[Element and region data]
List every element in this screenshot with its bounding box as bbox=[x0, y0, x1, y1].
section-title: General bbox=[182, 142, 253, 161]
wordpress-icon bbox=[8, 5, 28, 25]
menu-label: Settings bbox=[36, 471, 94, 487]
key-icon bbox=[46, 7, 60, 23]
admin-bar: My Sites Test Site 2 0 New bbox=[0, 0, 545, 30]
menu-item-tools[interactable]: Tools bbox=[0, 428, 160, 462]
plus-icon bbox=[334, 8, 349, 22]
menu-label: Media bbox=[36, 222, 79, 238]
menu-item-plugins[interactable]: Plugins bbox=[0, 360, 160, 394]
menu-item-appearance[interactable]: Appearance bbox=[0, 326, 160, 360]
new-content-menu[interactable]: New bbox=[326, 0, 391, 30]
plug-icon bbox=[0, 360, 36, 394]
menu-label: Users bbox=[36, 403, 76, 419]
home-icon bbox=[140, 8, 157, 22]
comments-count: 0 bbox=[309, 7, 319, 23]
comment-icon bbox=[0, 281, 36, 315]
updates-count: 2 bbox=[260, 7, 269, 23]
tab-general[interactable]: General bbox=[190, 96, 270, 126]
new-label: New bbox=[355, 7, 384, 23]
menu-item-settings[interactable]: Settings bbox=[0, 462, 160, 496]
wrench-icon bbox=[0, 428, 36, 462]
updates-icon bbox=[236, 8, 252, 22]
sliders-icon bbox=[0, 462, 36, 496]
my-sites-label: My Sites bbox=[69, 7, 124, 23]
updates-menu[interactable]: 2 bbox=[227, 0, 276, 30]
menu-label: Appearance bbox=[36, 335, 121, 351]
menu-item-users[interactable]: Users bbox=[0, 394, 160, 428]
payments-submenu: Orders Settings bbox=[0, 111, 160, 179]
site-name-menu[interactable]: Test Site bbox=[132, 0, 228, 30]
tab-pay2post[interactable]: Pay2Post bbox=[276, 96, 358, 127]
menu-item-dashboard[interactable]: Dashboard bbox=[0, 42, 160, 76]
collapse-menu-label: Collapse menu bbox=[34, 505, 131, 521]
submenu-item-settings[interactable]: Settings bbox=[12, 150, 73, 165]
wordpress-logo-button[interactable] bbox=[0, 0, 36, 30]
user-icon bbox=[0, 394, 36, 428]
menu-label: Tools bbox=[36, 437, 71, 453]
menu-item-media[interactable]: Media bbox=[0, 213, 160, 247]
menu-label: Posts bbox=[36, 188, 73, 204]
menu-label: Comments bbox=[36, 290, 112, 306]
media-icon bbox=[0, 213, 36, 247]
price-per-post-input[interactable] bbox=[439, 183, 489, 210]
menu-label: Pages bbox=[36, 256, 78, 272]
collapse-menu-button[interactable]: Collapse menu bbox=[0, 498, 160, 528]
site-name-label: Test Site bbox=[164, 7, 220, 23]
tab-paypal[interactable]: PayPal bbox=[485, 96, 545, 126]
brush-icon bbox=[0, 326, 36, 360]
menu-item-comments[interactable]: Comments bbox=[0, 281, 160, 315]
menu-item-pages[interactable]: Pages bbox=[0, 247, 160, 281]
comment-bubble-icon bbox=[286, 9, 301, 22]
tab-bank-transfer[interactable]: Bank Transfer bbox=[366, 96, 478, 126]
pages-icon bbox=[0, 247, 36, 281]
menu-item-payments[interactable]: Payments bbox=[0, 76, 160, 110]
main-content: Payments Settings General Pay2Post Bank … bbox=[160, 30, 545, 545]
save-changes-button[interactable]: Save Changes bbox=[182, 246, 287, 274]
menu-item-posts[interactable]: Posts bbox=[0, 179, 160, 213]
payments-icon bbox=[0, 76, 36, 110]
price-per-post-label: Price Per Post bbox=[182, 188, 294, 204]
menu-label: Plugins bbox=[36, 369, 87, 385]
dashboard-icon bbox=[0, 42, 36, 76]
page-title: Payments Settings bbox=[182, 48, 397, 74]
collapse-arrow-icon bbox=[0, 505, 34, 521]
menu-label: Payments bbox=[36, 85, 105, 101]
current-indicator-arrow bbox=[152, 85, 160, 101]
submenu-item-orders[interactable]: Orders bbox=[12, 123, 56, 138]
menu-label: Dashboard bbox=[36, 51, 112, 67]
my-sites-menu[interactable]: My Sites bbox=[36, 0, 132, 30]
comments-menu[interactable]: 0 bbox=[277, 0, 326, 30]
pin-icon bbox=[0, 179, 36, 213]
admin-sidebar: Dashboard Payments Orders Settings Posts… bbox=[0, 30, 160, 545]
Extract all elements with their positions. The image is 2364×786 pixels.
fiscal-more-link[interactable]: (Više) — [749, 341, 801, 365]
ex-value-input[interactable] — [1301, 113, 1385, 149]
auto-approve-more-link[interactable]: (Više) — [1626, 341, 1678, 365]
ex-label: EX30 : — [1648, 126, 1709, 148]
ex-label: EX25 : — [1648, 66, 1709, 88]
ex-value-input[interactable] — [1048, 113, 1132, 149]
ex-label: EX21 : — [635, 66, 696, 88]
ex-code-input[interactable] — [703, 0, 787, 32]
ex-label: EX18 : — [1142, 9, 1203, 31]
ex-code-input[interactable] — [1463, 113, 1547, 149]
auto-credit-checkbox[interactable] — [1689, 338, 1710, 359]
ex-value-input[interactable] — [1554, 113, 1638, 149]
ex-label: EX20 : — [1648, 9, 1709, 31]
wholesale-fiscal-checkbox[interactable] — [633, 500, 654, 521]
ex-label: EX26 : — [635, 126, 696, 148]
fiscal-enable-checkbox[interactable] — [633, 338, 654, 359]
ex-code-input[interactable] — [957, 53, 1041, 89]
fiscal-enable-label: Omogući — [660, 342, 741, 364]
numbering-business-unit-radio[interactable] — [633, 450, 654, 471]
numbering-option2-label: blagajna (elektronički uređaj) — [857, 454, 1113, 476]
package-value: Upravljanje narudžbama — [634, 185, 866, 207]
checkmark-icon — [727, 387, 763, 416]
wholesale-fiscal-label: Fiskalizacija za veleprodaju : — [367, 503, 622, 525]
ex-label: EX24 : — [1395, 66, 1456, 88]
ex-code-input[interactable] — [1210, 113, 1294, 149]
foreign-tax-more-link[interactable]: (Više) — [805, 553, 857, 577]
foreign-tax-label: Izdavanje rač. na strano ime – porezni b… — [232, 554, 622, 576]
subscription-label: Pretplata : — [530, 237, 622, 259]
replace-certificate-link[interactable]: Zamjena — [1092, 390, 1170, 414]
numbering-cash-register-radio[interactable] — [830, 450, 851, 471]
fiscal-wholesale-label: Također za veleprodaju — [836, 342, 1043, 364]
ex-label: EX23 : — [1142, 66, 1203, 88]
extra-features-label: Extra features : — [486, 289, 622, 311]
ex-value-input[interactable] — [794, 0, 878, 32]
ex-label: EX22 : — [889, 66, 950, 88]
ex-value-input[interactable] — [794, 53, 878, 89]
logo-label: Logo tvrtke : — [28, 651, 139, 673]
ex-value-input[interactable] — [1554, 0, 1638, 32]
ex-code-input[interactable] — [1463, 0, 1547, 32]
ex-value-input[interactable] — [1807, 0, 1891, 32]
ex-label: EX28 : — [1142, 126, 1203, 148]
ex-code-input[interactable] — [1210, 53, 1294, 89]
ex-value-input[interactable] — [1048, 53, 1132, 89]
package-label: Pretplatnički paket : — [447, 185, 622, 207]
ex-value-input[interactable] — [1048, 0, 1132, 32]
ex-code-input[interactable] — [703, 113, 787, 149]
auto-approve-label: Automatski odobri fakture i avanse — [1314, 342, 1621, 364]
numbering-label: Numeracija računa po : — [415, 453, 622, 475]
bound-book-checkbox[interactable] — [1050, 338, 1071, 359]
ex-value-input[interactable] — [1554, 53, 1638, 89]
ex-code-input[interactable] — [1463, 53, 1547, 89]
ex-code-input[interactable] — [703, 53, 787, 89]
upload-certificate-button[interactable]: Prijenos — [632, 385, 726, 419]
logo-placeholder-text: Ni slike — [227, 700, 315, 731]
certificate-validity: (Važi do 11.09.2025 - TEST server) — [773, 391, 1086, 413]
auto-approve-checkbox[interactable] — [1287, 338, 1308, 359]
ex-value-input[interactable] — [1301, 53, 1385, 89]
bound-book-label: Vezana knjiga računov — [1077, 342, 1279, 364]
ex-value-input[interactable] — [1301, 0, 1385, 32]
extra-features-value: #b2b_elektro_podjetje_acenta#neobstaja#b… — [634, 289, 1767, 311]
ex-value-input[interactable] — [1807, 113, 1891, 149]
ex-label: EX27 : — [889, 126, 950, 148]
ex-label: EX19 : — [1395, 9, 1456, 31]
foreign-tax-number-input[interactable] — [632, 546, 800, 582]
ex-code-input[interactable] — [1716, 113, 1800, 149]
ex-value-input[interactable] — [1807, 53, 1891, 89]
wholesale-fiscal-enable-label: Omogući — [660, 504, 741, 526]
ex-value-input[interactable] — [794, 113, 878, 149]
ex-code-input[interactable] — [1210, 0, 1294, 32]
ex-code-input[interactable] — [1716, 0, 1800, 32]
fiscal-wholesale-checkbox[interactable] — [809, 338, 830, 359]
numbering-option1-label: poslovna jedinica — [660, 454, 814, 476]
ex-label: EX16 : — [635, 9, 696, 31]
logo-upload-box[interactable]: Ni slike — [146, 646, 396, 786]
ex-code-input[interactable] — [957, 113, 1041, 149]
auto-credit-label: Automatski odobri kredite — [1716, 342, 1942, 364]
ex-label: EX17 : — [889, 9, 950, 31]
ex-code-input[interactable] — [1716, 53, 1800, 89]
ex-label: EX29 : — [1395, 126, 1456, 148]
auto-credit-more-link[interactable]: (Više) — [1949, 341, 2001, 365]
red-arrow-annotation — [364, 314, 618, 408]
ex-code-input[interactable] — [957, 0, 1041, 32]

Task statement:
Give the rows from the first one through the one containing "key-icon bbox=[46, 7, 60, 23]" as a Markdown table with the columns No. and Row text, numbering each row and leaving out any blank lines.

Output of the exercise:
| No. | Row text |
|---|---|
| 1 | List every element in this screenshot with its bounding box as bbox=[x0, y0, x1, y1]. |
| 2 | section-title: General bbox=[182, 142, 253, 161] |
| 3 | wordpress-icon bbox=[8, 5, 28, 25] |
| 4 | menu-label: Settings bbox=[36, 471, 94, 487] |
| 5 | key-icon bbox=[46, 7, 60, 23] |